#### [AIM]
Write out the whole listing exactly as it stands.

Entries with figure data:
--- Begin ---

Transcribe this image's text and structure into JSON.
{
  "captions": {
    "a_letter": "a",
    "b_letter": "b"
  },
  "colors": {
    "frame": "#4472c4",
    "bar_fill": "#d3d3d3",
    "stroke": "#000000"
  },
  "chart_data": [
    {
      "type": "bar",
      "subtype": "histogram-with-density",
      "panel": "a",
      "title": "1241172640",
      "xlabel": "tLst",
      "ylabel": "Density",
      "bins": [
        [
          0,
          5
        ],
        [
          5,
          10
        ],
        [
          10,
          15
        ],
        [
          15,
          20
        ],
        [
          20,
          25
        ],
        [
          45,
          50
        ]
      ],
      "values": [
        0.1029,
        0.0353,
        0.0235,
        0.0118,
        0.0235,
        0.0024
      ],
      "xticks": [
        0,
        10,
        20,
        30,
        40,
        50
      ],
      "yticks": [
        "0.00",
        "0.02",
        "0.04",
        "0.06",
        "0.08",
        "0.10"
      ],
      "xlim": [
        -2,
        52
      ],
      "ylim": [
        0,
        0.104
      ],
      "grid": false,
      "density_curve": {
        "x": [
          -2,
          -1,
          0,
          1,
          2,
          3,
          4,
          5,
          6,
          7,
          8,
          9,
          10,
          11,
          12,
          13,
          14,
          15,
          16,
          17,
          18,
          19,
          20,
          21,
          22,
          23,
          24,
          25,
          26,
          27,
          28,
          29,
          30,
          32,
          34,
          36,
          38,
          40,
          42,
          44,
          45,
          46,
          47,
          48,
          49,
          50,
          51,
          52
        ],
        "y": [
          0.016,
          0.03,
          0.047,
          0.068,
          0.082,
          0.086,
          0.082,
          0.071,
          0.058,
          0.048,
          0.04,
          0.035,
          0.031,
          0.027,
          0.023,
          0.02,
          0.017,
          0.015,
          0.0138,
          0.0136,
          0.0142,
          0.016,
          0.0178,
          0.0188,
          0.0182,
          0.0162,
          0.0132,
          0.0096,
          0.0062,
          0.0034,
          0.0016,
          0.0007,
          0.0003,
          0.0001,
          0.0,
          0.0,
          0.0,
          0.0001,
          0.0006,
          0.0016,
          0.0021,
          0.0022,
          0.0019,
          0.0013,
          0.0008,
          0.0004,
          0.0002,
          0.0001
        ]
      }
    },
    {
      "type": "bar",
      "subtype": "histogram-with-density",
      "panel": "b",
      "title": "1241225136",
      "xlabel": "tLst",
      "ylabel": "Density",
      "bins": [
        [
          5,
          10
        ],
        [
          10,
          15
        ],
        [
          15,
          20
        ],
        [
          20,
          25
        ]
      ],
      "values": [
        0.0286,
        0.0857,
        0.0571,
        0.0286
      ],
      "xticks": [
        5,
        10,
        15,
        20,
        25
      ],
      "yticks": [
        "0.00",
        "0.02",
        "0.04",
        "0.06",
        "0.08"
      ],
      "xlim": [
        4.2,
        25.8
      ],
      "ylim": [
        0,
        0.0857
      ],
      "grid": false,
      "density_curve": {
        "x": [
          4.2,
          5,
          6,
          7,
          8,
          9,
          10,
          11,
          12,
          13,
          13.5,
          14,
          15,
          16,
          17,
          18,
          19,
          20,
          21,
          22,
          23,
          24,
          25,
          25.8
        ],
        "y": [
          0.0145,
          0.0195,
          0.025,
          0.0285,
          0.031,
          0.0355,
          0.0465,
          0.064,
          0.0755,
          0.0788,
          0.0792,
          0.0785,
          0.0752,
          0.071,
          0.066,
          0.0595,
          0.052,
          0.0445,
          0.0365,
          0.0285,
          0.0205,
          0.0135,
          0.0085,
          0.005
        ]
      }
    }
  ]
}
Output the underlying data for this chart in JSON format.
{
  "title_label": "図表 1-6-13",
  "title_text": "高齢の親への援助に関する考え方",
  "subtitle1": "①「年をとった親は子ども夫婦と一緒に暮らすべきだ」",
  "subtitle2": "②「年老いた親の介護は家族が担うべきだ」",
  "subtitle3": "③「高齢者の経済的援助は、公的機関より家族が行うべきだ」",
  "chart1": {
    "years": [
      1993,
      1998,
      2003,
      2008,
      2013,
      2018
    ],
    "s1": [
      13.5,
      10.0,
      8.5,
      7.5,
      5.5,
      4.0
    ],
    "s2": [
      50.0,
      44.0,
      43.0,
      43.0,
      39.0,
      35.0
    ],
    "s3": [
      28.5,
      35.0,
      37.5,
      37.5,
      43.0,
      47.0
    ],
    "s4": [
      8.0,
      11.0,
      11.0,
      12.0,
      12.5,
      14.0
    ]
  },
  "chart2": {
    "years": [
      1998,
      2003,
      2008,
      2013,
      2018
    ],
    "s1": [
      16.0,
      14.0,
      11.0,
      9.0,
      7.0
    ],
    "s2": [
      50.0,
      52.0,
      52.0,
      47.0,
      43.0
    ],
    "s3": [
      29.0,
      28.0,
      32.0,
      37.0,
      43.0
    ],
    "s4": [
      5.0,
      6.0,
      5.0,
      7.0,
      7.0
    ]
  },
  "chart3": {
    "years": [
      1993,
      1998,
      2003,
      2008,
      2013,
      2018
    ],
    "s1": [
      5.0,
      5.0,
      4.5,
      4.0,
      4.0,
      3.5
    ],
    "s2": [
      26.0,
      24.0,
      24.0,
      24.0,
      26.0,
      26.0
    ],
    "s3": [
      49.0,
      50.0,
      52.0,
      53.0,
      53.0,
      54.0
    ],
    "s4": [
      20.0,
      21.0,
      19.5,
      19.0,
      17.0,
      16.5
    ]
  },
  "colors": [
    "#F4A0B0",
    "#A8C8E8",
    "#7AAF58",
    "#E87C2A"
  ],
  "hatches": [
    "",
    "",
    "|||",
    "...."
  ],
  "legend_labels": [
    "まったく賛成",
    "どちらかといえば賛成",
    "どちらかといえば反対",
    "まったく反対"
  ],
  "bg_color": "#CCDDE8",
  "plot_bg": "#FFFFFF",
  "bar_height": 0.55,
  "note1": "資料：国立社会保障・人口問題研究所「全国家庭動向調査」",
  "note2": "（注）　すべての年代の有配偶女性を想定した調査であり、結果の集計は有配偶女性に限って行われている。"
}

--- End ---

#### [WORKED SOLUTION]
Transcribe this image's text and structure into JSON.
{
  "captions": {
    "a_letter": "a",
    "b_letter": "b"
  },
  "colors": {
    "frame": "#4472c4",
    "bar_fill": "#d3d3d3",
    "stroke": "#000000"
  },
  "chart_data": [
    {
      "type": "bar",
      "subtype": "histogram-with-density",
      "panel": "a",
      "title": "1241172640",
      "xlabel": "tLst",
      "ylabel": "Density",
      "bins": [
        [
          0,
          5
        ],
        [
          5,
          10
        ],
        [
          10,
          15
        ],
        [
          15,
          20
        ],
        [
          20,
          25
        ],
        [
          45,
          50
        ]
      ],
      "values": [
        0.1029,
        0.0353,
        0.0235,
        0.0118,
        0.0235,
        0.0024
      ],
      "xticks": [
        0,
        10,
        20,
        30,
        40,
        50
      ],
      "yticks": [
        "0.00",
        "0.02",
        "0.04",
        "0.06",
        "0.08",
        "0.10"
      ],
      "xlim": [
        -2,
        52
      ],
      "ylim": [
        0,
        0.104
      ],
      "grid": false,
      "density_curve": {
        "x": [
          -2,
          -1,
          0,
          1,
          2,
          3,
          4,
          5,
          6,
          7,
          8,
          9,
          10,
          11,
          12,
          13,
          14,
          15,
          16,
          17,
          18,
          19,
          20,
          21,
          22,
          23,
          24,
          25,
          26,
          27,
          28,
          29,
          30,
          32,
          34,
          36,
          38,
          40,
          42,
          44,
          45,
          46,
          47,
          48,
          49,
          50,
          51,
          52
        ],
        "y": [
          0.016,
          0.03,
          0.047,
          0.068,
          0.082,
          0.086,
          0.082,
          0.071,
          0.058,
          0.048,
          0.04,
          0.035,
          0.031,
          0.027,
          0.023,
          0.02,
          0.017,
          0.015,
          0.0138,
          0.0136,
          0.0142,
          0.016,
          0.0178,
          0.0188,
          0.0182,
          0.0162,
          0.0132,
          0.0096,
          0.0062,
          0.0034,
          0.0016,
          0.0007,
          0.0003,
          0.0001,
          0.0,
          0.0,
          0.0,
          0.0001,
          0.0006,
          0.0016,
          0.0021,
          0.0022,
          0.0019,
          0.0013,
          0.0008,
          0.0004,
          0.0002,
          0.0001
        ]
      }
    },
    {
      "type": "bar",
      "subtype": "histogram-with-density",
      "panel": "b",
      "title": "1241225136",
      "xlabel": "tLst",
      "ylabel": "Density",
      "bins": [
        [
          5,
          10
        ],
        [
          10,
          15
        ],
        [
          15,
          20
        ],
        [
          20,
          25
        ]
      ],
      "values": [
        0.0286,
        0.0857,
        0.0571,
        0.0286
      ],
      "xticks": [
        5,
        10,
        15,
        20,
        25
      ],
      "yticks": [
        "0.00",
        "0.02",
        "0.04",
        "0.06",
        "0.08"
      ],
      "xlim": [
        4.2,
        25.8
      ],
      "ylim": [
        0,
        0.0857
      ],
      "grid": false,
      "density_curve": {
        "x": [
          4.2,
          5,
          6,
          7,
          8,
          9,
          10,
          11,
          12,
          13,
          13.5,
          14,
          15,
          16,
          17,
          18,
          19,
          20,
          21,
          22,
          23,
          24,
          25,
          25.8
        ],
        "y": [
          0.0145,
          0.0195,
          0.025,
          0.0285,
          0.031,
          0.0355,
          0.0465,
          0.064,
          0.0755,
          0.0788,
          0.0792,
          0.0785,
          0.0752,
          0.071,
          0.066,
          0.0595,
          0.052,
          0.0445,
          0.0365,
          0.0285,
          0.0205,
          0.0135,
          0.0085,
          0.005
        ]
      }
    }
  ]
}
Output the underlying data for this chart in JSON format.
{
  "title_label": "図表 1-6-13",
  "title_text": "高齢の親への援助に関する考え方",
  "subtitle1": "①「年をとった親は子ども夫婦と一緒に暮らすべきだ」",
  "subtitle2": "②「年老いた親の介護は家族が担うべきだ」",
  "subtitle3": "③「高齢者の経済的援助は、公的機関より家族が行うべきだ」",
  "chart1": {
    "years": [
      1993,
      1998,
      2003,
      2008,
      2013,
      2018
    ],
    "s1": [
      13.5,
      10.0,
      8.5,
      7.5,
      5.5,
      4.0
    ],
    "s2": [
      50.0,
      44.0,
      43.0,
      43.0,
      39.0,
      35.0
    ],
    "s3": [
      28.5,
      35.0,
      37.5,
      37.5,
      43.0,
      47.0
    ],
    "s4": [
      8.0,
      11.0,
      11.0,
      12.0,
      12.5,
      14.0
    ]
  },
  "chart2": {
    "years": [
      1998,
      2003,
      2008,
      2013,
      2018
    ],
    "s1": [
      16.0,
      14.0,
      11.0,
      9.0,
      7.0
    ],
    "s2": [
      50.0,
      52.0,
      52.0,
      47.0,
      43.0
    ],
    "s3": [
      29.0,
      28.0,
      32.0,
      37.0,
      43.0
    ],
    "s4": [
      5.0,
      6.0,
      5.0,
      7.0,
      7.0
    ]
  },
  "chart3": {
    "years": [
      1993,
      1998,
      2003,
      2008,
      2013,
      2018
    ],
    "s1": [
      5.0,
      5.0,
      4.5,
      4.0,
      4.0,
      3.5
    ],
    "s2": [
      26.0,
      24.0,
      24.0,
      24.0,
      26.0,
      26.0
    ],
    "s3": [
      49.0,
      50.0,
      52.0,
      53.0,
      53.0,
      54.0
    ],
    "s4": [
      20.0,
      21.0,
      19.5,
      19.0,
      17.0,
      16.5
    ]
  },
  "colors": [
    "#F4A0B0",
    "#A8C8E8",
    "#7AAF58",
    "#E87C2A"
  ],
  "hatches": [
    "",
    "",
    "|||",
    "...."
  ],
  "legend_labels": [
    "まったく賛成",
    "どちらかといえば賛成",
    "どちらかといえば反対",
    "まったく反対"
  ],
  "bg_color": "#CCDDE8",
  "plot_bg": "#FFFFFF",
  "bar_height": 0.55,
  "note1": "資料：国立社会保障・人口問題研究所「全国家庭動向調査」",
  "note2": "（注）　すべての年代の有配偶女性を想定した調査であり、結果の集計は有配偶女性に限って行われている。"
}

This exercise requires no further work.